▽

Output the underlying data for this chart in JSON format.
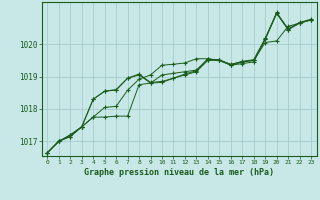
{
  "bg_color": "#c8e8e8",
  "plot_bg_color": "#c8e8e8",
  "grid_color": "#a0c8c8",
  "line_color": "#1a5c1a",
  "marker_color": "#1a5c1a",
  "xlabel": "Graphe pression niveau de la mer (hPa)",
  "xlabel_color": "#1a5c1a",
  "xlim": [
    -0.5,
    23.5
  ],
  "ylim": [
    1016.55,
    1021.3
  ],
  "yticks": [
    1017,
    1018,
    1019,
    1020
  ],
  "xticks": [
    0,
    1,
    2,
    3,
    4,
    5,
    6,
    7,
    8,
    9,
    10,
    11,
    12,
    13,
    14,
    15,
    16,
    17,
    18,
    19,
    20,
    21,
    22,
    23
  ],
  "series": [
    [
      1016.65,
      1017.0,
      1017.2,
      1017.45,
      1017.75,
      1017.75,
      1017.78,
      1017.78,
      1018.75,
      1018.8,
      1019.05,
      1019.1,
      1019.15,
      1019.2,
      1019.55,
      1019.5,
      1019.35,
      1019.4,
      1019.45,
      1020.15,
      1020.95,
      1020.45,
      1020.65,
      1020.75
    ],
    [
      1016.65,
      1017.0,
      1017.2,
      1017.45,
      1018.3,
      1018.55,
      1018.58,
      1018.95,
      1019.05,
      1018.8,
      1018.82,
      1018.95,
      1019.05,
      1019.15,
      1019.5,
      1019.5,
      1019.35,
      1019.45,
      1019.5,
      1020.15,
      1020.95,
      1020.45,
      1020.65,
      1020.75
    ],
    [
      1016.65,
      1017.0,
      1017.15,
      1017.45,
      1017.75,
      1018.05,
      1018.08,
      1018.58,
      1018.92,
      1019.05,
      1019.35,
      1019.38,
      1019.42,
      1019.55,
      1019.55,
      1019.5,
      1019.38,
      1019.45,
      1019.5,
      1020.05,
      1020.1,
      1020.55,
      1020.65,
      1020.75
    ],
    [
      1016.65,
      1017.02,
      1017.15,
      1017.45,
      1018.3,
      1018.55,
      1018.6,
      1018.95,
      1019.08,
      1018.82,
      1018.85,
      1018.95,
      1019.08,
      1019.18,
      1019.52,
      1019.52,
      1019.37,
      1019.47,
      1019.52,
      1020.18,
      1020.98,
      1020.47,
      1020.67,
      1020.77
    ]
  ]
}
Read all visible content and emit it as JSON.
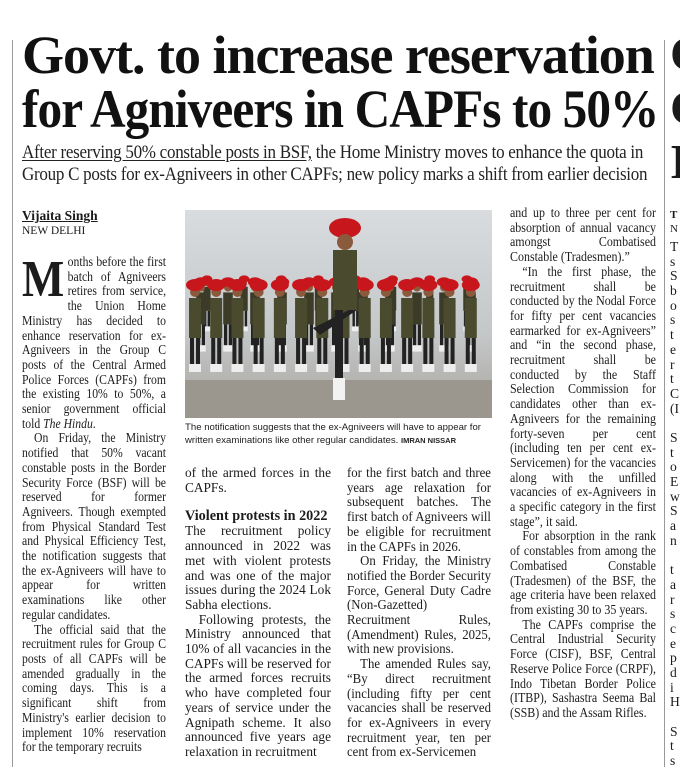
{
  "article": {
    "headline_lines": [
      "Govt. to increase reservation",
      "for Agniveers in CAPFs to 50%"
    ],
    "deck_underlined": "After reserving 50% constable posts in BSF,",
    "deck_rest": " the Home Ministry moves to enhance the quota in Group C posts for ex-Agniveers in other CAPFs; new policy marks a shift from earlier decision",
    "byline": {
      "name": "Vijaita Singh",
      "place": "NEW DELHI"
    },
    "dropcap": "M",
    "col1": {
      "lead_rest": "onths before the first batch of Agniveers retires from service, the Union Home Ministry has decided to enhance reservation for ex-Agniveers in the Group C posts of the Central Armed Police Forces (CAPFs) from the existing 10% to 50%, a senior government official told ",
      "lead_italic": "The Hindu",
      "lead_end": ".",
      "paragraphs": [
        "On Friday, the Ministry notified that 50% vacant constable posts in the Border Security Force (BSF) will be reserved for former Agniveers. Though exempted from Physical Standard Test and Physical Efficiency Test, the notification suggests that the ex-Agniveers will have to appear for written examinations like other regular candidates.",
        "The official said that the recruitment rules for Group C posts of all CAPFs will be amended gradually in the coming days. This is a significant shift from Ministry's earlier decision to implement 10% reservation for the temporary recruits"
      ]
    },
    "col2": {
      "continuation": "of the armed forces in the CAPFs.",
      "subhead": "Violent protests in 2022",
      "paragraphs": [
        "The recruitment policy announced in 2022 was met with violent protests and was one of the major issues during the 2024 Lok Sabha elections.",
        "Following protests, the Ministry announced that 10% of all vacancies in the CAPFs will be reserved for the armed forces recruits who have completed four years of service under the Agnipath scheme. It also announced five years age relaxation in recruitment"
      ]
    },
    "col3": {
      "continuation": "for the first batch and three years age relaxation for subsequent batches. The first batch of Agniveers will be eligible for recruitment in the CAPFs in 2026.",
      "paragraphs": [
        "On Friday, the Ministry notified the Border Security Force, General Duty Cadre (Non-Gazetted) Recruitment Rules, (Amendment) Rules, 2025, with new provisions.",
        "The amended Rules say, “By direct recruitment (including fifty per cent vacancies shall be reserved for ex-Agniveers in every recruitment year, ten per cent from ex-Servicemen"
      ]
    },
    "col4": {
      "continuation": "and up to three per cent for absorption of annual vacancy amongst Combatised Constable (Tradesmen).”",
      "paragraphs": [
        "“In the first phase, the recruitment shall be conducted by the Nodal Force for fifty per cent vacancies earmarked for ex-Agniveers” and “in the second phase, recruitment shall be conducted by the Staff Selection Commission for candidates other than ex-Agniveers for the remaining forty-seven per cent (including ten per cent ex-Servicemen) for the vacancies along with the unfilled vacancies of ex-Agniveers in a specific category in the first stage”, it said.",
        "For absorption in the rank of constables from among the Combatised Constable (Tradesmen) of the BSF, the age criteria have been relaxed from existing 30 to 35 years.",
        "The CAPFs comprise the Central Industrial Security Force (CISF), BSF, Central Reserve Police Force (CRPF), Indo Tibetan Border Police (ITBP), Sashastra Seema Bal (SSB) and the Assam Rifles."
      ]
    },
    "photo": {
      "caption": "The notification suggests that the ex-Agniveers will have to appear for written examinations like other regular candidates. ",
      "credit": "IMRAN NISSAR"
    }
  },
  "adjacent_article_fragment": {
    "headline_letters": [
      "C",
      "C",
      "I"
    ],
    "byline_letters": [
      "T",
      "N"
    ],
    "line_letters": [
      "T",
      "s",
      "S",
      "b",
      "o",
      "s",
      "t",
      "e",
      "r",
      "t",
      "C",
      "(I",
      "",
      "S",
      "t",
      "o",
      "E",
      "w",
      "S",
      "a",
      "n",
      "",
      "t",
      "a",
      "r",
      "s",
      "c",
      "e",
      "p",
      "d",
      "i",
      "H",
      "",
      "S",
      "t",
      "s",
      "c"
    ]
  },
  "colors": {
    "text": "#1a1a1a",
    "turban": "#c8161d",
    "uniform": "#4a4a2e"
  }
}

△

### What is being asked
Each entry must be retyped word for word, with every image omitted.

### Reply to the task
Output the underlying data for this chart in JSON format.
{
  "bg_color": "#c8e8e8",
  "plot_bg_color": "#c8e8e8",
  "grid_color": "#a0c8c8",
  "line_color": "#1a5c1a",
  "marker_color": "#1a5c1a",
  "xlabel": "Graphe pression niveau de la mer (hPa)",
  "xlabel_color": "#1a5c1a",
  "xlim": [
    -0.5,
    23.5
  ],
  "ylim": [
    1016.55,
    1021.3
  ],
  "yticks": [
    1017,
    1018,
    1019,
    1020
  ],
  "xticks": [
    0,
    1,
    2,
    3,
    4,
    5,
    6,
    7,
    8,
    9,
    10,
    11,
    12,
    13,
    14,
    15,
    16,
    17,
    18,
    19,
    20,
    21,
    22,
    23
  ],
  "series": [
    [
      1016.65,
      1017.0,
      1017.2,
      1017.45,
      1017.75,
      1017.75,
      1017.78,
      1017.78,
      1018.75,
      1018.8,
      1019.05,
      1019.1,
      1019.15,
      1019.2,
      1019.55,
      1019.5,
      1019.35,
      1019.4,
      1019.45,
      1020.15,
      1020.95,
      1020.45,
      1020.65,
      1020.75
    ],
    [
      1016.65,
      1017.0,
      1017.2,
      1017.45,
      1018.3,
      1018.55,
      1018.58,
      1018.95,
      1019.05,
      1018.8,
      1018.82,
      1018.95,
      1019.05,
      1019.15,
      1019.5,
      1019.5,
      1019.35,
      1019.45,
      1019.5,
      1020.15,
      1020.95,
      1020.45,
      1020.65,
      1020.75
    ],
    [
      1016.65,
      1017.0,
      1017.15,
      1017.45,
      1017.75,
      1018.05,
      1018.08,
      1018.58,
      1018.92,
      1019.05,
      1019.35,
      1019.38,
      1019.42,
      1019.55,
      1019.55,
      1019.5,
      1019.38,
      1019.45,
      1019.5,
      1020.05,
      1020.1,
      1020.55,
      1020.65,
      1020.75
    ],
    [
      1016.65,
      1017.02,
      1017.15,
      1017.45,
      1018.3,
      1018.55,
      1018.6,
      1018.95,
      1019.08,
      1018.82,
      1018.85,
      1018.95,
      1019.08,
      1019.18,
      1019.52,
      1019.52,
      1019.37,
      1019.47,
      1019.52,
      1020.18,
      1020.98,
      1020.47,
      1020.67,
      1020.77
    ]
  ]
}
Read all visible content and emit it as JSON.
{
  "article": {
    "headline_lines": [
      "Govt. to increase reservation",
      "for Agniveers in CAPFs to 50%"
    ],
    "deck_underlined": "After reserving 50% constable posts in BSF,",
    "deck_rest": " the Home Ministry moves to enhance the quota in Group C posts for ex-Agniveers in other CAPFs; new policy marks a shift from earlier decision",
    "byline": {
      "name": "Vijaita Singh",
      "place": "NEW DELHI"
    },
    "dropcap": "M",
    "col1": {
      "lead_rest": "onths before the first batch of Agniveers retires from service, the Union Home Ministry has decided to enhance reservation for ex-Agniveers in the Group C posts of the Central Armed Police Forces (CAPFs) from the existing 10% to 50%, a senior government official told ",
      "lead_italic": "The Hindu",
      "lead_end": ".",
      "paragraphs": [
        "On Friday, the Ministry notified that 50% vacant constable posts in the Border Security Force (BSF) will be reserved for former Agniveers. Though exempted from Physical Standard Test and Physical Efficiency Test, the notification suggests that the ex-Agniveers will have to appear for written examinations like other regular candidates.",
        "The official said that the recruitment rules for Group C posts of all CAPFs will be amended gradually in the coming days. This is a significant shift from Ministry's earlier decision to implement 10% reservation for the temporary recruits"
      ]
    },
    "col2": {
      "continuation": "of the armed forces in the CAPFs.",
      "subhead": "Violent protests in 2022",
      "paragraphs": [
        "The recruitment policy announced in 2022 was met with violent protests and was one of the major issues during the 2024 Lok Sabha elections.",
        "Following protests, the Ministry announced that 10% of all vacancies in the CAPFs will be reserved for the armed forces recruits who have completed four years of service under the Agnipath scheme. It also announced five years age relaxation in recruitment"
      ]
    },
    "col3": {
      "continuation": "for the first batch and three years age relaxation for subsequent batches. The first batch of Agniveers will be eligible for recruitment in the CAPFs in 2026.",
      "paragraphs": [
        "On Friday, the Ministry notified the Border Security Force, General Duty Cadre (Non-Gazetted) Recruitment Rules, (Amendment) Rules, 2025, with new provisions.",
        "The amended Rules say, “By direct recruitment (including fifty per cent vacancies shall be reserved for ex-Agniveers in every recruitment year, ten per cent from ex-Servicemen"
      ]
    },
    "col4": {
      "continuation": "and up to three per cent for absorption of annual vacancy amongst Combatised Constable (Tradesmen).”",
      "paragraphs": [
        "“In the first phase, the recruitment shall be conducted by the Nodal Force for fifty per cent vacancies earmarked for ex-Agniveers” and “in the second phase, recruitment shall be conducted by the Staff Selection Commission for candidates other than ex-Agniveers for the remaining forty-seven per cent (including ten per cent ex-Servicemen) for the vacancies along with the unfilled vacancies of ex-Agniveers in a specific category in the first stage”, it said.",
        "For absorption in the rank of constables from among the Combatised Constable (Tradesmen) of the BSF, the age criteria have been relaxed from existing 30 to 35 years.",
        "The CAPFs comprise the Central Industrial Security Force (CISF), BSF, Central Reserve Police Force (CRPF), Indo Tibetan Border Police (ITBP), Sashastra Seema Bal (SSB) and the Assam Rifles."
      ]
    },
    "photo": {
      "caption": "The notification suggests that the ex-Agniveers will have to appear for written examinations like other regular candidates. ",
      "credit": "IMRAN NISSAR"
    }
  },
  "adjacent_article_fragment": {
    "headline_letters": [
      "C",
      "C",
      "I"
    ],
    "byline_letters": [
      "T",
      "N"
    ],
    "line_letters": [
      "T",
      "s",
      "S",
      "b",
      "o",
      "s",
      "t",
      "e",
      "r",
      "t",
      "C",
      "(I",
      "",
      "S",
      "t",
      "o",
      "E",
      "w",
      "S",
      "a",
      "n",
      "",
      "t",
      "a",
      "r",
      "s",
      "c",
      "e",
      "p",
      "d",
      "i",
      "H",
      "",
      "S",
      "t",
      "s",
      "c"
    ]
  },
  "colors": {
    "text": "#1a1a1a",
    "turban": "#c8161d",
    "uniform": "#4a4a2e"
  }
}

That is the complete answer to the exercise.